==== Provided records

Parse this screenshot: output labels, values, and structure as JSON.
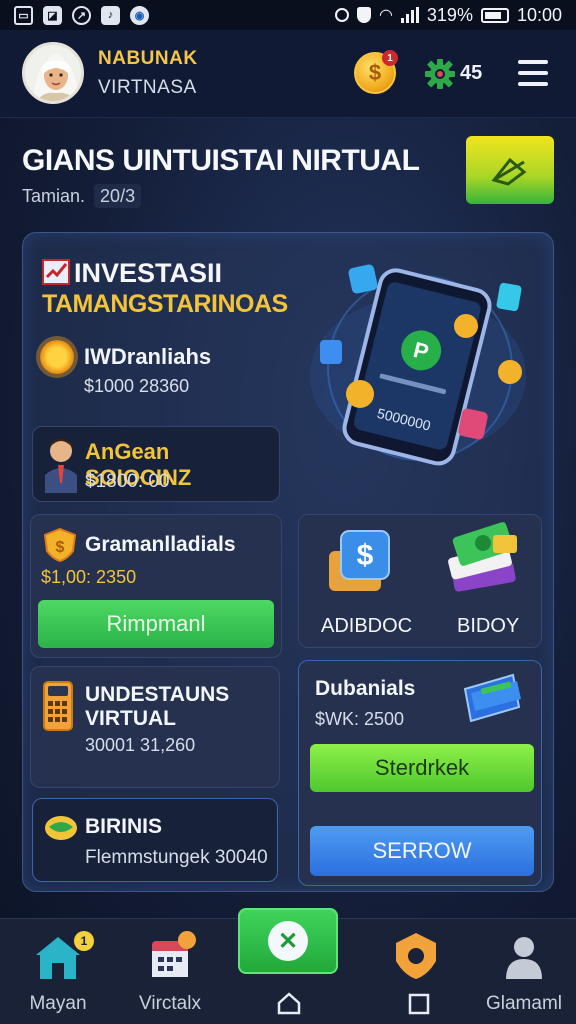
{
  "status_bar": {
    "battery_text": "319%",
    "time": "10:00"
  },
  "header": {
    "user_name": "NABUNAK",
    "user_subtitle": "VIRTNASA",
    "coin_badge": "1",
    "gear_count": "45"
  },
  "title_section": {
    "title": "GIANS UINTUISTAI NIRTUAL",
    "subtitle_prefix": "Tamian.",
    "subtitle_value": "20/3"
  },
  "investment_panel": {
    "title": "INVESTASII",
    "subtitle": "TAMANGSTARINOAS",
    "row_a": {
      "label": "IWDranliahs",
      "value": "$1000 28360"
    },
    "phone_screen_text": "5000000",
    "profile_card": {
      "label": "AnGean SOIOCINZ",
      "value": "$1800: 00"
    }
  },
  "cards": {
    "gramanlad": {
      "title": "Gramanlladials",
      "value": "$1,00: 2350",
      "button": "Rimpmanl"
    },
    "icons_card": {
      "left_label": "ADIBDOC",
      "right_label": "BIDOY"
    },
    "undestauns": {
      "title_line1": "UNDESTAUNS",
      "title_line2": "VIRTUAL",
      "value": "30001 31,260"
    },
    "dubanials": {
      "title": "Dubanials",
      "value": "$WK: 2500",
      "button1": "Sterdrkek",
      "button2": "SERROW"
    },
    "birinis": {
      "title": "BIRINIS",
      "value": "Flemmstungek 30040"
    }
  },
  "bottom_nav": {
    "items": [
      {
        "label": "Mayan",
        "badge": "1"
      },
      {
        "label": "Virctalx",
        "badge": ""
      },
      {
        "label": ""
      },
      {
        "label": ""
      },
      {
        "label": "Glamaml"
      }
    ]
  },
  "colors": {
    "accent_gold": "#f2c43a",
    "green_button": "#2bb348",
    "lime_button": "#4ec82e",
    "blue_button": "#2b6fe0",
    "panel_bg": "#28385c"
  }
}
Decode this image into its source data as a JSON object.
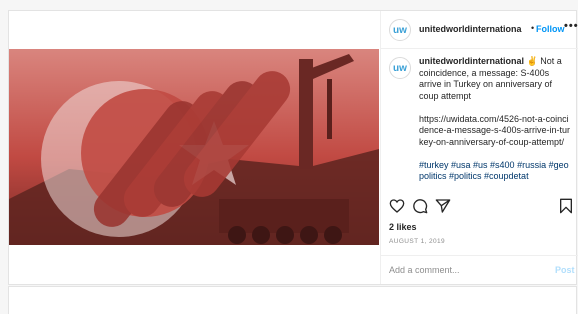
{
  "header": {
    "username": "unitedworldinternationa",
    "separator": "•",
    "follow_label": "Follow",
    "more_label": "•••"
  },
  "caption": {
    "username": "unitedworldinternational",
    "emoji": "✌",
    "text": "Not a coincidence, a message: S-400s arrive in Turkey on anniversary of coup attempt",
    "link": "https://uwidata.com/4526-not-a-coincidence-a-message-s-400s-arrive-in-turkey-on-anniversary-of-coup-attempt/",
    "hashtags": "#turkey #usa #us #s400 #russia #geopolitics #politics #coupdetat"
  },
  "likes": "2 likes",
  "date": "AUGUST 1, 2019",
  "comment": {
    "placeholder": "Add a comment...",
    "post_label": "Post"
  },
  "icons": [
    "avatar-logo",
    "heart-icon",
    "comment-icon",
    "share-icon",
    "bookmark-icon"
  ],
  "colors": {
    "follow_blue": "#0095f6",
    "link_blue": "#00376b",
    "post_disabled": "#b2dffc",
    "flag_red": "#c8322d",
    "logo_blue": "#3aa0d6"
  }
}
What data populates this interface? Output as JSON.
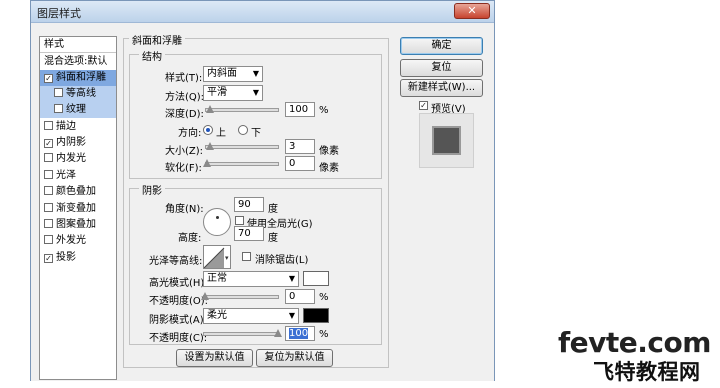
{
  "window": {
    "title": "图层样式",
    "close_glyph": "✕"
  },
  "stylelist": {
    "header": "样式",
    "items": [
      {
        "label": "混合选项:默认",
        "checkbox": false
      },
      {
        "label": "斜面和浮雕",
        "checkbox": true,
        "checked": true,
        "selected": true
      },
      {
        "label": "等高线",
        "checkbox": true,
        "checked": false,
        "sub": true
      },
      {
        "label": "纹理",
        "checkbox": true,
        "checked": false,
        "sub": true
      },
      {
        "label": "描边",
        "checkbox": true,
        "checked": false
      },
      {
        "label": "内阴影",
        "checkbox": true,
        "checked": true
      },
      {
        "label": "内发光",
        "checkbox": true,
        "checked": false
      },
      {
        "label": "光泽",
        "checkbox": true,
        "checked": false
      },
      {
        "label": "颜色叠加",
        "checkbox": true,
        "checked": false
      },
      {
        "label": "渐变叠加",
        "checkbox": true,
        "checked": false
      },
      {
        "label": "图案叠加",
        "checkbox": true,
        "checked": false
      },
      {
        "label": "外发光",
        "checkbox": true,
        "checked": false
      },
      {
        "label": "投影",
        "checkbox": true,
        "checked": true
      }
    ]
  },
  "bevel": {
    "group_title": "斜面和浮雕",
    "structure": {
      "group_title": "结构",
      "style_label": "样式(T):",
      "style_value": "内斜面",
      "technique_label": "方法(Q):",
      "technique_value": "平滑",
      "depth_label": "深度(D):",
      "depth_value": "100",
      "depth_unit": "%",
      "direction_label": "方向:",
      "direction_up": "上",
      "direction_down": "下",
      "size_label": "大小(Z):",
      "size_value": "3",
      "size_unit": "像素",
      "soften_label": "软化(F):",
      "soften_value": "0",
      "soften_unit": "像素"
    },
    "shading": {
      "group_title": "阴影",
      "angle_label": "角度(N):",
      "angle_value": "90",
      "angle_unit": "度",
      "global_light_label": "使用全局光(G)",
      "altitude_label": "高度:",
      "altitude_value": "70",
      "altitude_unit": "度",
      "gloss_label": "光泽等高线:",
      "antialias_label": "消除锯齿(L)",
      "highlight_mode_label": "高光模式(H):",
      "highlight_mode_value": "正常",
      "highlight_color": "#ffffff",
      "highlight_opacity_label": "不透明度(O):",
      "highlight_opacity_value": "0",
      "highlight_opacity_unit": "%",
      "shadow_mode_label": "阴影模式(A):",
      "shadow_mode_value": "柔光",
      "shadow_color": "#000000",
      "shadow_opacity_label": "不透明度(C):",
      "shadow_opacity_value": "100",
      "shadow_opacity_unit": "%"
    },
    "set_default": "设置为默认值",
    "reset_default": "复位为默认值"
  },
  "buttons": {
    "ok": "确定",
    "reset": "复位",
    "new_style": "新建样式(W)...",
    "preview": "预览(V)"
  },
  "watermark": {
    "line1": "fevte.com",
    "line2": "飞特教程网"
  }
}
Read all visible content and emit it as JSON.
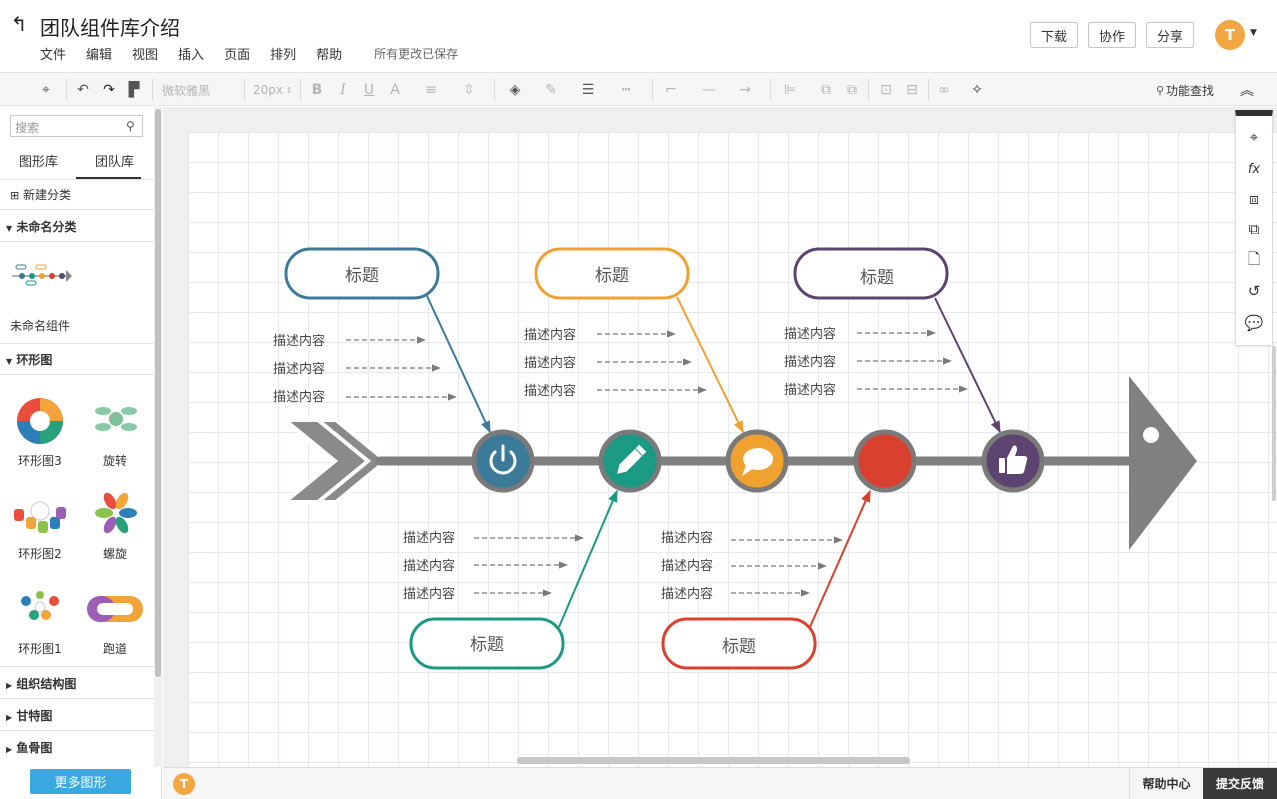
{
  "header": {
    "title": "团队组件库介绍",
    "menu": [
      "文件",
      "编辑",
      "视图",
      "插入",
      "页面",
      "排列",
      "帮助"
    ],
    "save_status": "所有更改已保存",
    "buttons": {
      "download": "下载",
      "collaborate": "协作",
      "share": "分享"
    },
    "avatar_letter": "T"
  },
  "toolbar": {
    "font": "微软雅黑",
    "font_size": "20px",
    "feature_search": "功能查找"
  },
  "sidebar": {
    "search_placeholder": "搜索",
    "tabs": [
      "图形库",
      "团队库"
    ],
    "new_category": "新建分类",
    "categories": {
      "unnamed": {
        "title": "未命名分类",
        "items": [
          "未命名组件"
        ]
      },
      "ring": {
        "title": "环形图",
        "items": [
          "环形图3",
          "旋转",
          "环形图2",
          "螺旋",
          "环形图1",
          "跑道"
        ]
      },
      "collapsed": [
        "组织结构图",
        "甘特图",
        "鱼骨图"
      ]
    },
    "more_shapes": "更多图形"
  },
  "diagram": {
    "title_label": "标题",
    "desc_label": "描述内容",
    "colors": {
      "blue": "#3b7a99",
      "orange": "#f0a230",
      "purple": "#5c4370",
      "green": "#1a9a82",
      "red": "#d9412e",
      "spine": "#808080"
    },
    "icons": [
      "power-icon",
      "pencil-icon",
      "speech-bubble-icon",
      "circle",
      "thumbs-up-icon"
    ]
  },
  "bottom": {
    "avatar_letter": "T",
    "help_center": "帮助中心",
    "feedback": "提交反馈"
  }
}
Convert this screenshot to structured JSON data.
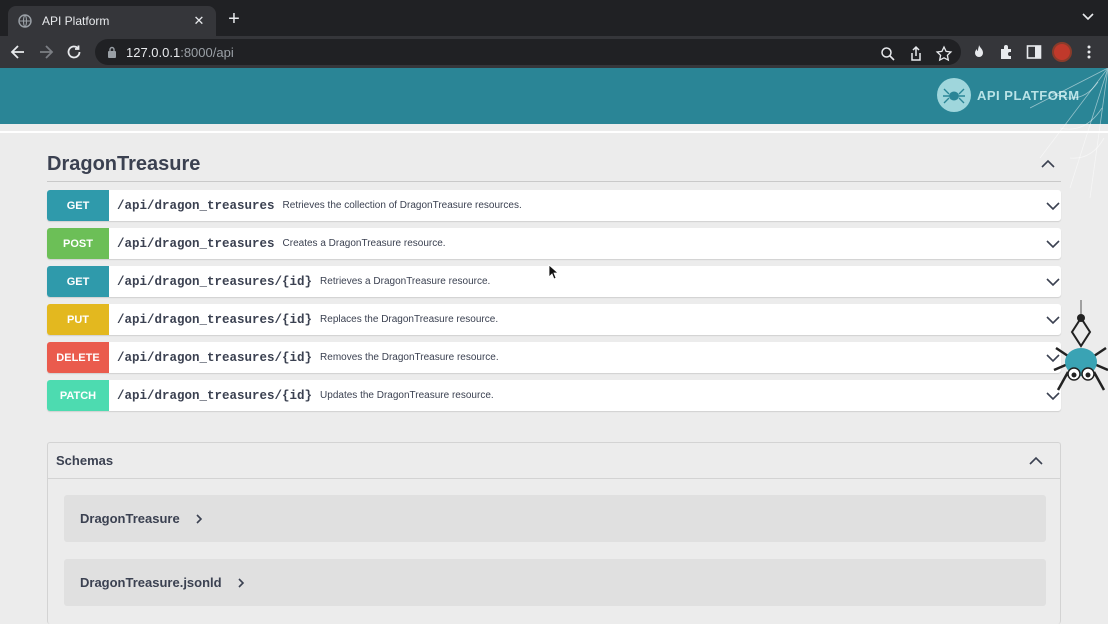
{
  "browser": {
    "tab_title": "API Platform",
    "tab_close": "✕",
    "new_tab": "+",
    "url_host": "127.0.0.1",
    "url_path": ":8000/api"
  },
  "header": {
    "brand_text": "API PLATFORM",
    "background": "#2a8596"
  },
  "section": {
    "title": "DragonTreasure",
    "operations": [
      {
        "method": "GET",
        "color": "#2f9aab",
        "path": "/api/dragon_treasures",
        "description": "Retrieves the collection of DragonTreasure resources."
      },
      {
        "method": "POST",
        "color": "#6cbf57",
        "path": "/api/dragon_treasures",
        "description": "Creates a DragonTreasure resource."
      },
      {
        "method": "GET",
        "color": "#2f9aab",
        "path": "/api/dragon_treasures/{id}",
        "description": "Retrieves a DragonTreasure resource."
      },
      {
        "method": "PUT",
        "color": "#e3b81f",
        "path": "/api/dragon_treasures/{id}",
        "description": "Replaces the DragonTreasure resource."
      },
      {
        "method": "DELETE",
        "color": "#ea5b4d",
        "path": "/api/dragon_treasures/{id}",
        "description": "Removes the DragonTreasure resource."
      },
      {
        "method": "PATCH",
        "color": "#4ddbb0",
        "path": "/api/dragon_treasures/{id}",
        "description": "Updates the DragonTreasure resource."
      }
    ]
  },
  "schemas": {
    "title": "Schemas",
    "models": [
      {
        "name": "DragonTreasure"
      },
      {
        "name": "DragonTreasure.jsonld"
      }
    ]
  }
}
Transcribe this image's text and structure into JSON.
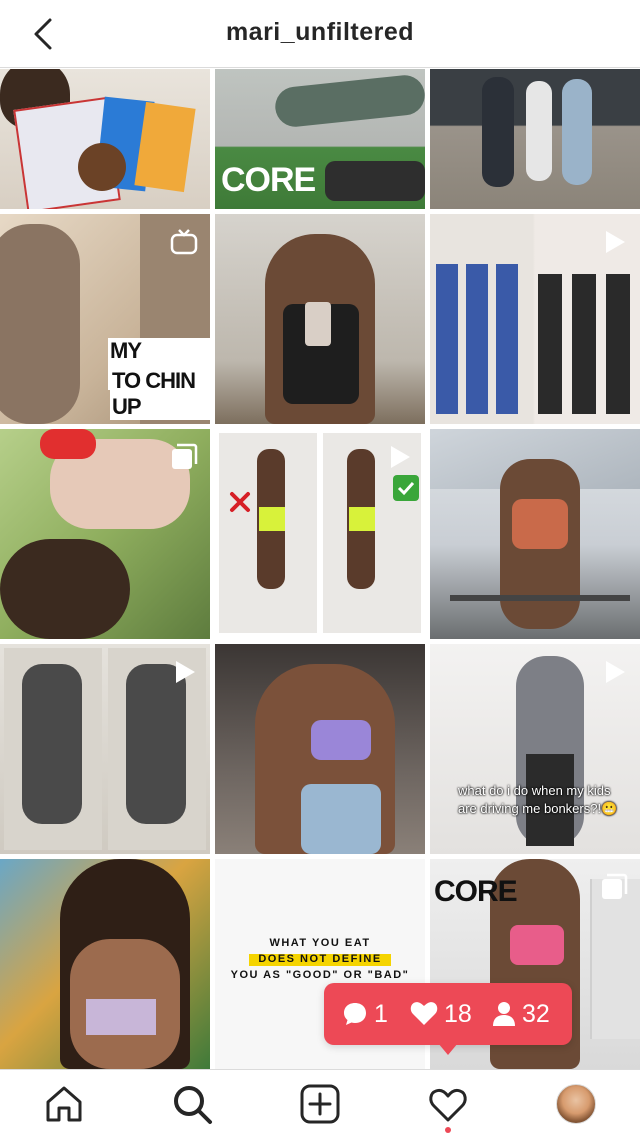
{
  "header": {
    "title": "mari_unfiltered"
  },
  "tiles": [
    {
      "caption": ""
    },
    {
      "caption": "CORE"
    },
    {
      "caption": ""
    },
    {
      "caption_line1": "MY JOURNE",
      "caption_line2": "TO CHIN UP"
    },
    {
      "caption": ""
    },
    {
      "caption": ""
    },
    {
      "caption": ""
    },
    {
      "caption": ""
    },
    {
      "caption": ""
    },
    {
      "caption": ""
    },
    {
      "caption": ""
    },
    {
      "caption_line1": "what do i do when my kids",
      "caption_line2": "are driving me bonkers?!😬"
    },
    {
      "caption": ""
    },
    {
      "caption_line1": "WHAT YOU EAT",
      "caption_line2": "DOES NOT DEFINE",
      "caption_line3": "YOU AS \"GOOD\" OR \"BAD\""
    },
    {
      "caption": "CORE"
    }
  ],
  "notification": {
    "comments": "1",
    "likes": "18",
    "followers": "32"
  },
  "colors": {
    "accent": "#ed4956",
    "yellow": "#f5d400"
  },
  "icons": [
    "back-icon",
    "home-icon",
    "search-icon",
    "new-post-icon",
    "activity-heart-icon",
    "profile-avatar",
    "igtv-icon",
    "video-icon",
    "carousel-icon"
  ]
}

========

--- Written task ---
The lines to repeat run from the line containing "Transcribe this image's" through the last line of the material above; give them exactly, without the pictures.

--- Written response ---
Transcribe this image's text and structure into JSON.
{
  "header": {
    "title": "mari_unfiltered"
  },
  "tiles": [
    {
      "caption": ""
    },
    {
      "caption": "CORE"
    },
    {
      "caption": ""
    },
    {
      "caption_line1": "MY JOURNE",
      "caption_line2": "TO CHIN UP"
    },
    {
      "caption": ""
    },
    {
      "caption": ""
    },
    {
      "caption": ""
    },
    {
      "caption": ""
    },
    {
      "caption": ""
    },
    {
      "caption": ""
    },
    {
      "caption": ""
    },
    {
      "caption_line1": "what do i do when my kids",
      "caption_line2": "are driving me bonkers?!😬"
    },
    {
      "caption": ""
    },
    {
      "caption_line1": "WHAT YOU EAT",
      "caption_line2": "DOES NOT DEFINE",
      "caption_line3": "YOU AS \"GOOD\" OR \"BAD\""
    },
    {
      "caption": "CORE"
    }
  ],
  "notification": {
    "comments": "1",
    "likes": "18",
    "followers": "32"
  },
  "colors": {
    "accent": "#ed4956",
    "yellow": "#f5d400"
  },
  "icons": [
    "back-icon",
    "home-icon",
    "search-icon",
    "new-post-icon",
    "activity-heart-icon",
    "profile-avatar",
    "igtv-icon",
    "video-icon",
    "carousel-icon"
  ]
}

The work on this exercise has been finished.